CHALLENGE: Each line that holds the word "ylabel" is to be identified and copied.
--- Begin DATA LINES ---
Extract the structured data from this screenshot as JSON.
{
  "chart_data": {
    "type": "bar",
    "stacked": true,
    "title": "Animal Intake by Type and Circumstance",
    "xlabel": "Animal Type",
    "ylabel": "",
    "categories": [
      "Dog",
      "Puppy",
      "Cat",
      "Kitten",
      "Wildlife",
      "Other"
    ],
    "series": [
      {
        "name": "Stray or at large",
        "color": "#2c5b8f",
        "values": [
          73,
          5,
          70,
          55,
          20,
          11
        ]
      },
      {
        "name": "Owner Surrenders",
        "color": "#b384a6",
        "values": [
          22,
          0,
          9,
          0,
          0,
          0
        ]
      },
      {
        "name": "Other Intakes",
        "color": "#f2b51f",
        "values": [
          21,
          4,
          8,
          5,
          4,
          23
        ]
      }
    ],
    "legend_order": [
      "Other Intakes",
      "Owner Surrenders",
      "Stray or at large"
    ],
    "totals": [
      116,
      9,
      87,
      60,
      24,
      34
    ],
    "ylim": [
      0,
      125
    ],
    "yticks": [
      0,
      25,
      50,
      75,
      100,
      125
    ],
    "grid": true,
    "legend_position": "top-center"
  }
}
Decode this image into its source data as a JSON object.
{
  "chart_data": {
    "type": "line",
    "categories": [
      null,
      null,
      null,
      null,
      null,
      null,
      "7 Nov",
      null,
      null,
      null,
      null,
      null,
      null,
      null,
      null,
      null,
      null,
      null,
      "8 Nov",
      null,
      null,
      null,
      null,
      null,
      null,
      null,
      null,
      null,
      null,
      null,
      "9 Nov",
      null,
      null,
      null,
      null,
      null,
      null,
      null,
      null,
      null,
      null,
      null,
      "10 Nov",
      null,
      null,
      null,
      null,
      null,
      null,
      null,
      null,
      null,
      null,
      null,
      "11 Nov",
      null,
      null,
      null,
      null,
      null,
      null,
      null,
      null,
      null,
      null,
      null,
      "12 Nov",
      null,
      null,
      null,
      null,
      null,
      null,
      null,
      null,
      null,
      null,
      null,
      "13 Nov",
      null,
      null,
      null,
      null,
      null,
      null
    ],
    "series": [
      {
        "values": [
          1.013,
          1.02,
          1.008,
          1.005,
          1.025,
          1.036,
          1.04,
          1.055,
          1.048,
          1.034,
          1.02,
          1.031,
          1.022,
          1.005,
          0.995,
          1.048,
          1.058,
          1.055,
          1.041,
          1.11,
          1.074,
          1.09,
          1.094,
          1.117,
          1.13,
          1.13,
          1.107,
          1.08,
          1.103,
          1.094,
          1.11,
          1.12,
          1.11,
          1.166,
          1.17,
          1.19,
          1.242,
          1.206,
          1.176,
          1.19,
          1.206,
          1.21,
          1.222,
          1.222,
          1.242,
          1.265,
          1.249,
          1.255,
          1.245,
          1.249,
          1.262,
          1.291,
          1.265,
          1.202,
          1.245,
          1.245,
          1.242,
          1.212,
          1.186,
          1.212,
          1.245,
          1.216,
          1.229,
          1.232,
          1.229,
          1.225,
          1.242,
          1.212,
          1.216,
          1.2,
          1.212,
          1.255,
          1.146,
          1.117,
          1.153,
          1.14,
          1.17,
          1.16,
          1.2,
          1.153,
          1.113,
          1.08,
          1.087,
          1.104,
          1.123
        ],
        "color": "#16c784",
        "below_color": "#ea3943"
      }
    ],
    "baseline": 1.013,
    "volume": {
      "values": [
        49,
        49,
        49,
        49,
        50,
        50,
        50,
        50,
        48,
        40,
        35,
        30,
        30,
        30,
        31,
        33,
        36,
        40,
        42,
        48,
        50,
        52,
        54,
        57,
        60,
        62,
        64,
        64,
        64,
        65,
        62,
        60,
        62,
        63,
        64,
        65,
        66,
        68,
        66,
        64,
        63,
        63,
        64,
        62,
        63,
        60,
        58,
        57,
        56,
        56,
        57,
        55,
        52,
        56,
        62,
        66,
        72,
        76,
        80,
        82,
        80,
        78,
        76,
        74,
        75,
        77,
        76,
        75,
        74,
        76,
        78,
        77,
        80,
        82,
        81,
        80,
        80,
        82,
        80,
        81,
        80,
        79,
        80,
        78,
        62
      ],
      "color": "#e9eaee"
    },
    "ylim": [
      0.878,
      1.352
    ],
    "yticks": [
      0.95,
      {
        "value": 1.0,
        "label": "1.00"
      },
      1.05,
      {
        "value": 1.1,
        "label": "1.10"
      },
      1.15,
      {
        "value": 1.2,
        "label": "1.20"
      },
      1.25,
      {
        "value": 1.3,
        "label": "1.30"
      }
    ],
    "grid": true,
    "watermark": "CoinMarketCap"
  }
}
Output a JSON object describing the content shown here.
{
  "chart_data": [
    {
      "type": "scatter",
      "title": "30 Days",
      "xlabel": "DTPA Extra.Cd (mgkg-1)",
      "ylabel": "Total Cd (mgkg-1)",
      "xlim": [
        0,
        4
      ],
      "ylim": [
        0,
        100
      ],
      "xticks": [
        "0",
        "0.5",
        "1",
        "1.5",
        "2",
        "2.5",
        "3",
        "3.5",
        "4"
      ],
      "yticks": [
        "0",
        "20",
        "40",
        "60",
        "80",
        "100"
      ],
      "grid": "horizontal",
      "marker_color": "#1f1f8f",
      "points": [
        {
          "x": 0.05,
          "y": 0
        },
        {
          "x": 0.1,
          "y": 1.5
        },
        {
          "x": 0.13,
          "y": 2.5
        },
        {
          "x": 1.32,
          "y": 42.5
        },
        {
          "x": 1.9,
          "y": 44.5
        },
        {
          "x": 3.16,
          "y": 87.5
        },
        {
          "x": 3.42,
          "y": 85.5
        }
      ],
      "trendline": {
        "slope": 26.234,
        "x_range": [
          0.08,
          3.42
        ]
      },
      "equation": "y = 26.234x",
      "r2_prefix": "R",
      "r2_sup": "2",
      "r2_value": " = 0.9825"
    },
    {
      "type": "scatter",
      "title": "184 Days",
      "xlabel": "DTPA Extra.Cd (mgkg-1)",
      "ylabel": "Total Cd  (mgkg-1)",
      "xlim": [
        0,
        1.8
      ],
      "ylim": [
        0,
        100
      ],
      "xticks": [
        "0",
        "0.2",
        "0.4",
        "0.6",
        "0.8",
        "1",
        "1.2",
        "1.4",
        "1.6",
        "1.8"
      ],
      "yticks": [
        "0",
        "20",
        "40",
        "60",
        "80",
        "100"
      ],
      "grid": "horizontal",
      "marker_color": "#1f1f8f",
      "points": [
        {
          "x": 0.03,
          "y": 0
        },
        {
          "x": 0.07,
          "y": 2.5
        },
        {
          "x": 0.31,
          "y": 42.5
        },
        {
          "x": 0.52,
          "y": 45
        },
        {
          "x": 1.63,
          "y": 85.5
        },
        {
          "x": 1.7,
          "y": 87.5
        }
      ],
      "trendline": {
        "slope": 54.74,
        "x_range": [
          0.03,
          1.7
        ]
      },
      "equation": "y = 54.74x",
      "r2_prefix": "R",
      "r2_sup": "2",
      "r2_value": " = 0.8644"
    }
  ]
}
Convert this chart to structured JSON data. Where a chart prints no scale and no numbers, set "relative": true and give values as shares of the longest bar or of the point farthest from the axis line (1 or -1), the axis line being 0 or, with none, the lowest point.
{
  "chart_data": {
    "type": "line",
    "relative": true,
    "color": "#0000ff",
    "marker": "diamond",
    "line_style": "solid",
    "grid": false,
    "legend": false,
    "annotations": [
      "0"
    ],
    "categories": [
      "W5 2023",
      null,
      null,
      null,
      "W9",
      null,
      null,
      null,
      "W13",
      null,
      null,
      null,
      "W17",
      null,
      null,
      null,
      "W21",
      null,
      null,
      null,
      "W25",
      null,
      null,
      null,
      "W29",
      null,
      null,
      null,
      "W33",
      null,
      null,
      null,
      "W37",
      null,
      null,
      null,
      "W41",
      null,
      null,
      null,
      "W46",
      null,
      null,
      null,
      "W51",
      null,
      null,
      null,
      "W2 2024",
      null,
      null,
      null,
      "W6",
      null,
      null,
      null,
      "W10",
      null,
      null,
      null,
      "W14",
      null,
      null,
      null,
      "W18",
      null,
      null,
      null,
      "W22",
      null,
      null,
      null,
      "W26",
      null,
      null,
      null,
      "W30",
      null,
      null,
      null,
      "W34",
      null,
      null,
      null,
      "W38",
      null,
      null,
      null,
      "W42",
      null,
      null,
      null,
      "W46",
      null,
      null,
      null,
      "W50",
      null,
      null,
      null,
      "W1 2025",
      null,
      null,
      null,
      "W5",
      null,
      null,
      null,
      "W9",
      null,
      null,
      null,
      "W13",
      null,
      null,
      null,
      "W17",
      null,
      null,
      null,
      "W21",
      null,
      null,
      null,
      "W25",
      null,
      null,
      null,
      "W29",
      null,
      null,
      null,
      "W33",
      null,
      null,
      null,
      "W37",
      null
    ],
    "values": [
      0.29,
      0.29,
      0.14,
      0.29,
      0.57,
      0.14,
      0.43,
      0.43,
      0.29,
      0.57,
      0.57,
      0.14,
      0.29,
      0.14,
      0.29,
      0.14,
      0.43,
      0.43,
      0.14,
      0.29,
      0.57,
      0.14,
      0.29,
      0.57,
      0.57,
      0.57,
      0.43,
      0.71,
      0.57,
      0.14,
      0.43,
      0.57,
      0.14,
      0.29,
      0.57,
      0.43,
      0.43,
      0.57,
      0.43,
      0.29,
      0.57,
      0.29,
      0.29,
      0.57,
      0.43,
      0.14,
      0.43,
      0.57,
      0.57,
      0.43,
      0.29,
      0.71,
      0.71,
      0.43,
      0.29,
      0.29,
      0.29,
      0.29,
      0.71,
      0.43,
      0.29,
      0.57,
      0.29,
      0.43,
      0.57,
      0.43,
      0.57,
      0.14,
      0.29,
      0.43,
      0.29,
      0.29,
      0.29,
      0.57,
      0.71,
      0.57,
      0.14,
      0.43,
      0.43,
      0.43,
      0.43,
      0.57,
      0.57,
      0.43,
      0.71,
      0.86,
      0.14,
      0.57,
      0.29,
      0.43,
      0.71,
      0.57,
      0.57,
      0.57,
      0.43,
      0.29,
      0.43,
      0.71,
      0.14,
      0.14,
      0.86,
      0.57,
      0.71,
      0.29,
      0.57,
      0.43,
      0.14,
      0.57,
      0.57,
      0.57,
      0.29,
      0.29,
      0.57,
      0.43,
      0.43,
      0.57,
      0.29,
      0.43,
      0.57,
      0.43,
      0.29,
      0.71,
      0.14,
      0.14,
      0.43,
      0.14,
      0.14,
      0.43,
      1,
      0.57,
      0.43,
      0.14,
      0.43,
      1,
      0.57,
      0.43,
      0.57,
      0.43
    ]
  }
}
--- End DATA LINES ---
SOLUTION TO THIS PROBLEM:
    "ylabel": "",
      "ylabel": "Total Cd (mgkg-1)",
      "ylabel": "Total Cd  (mgkg-1)",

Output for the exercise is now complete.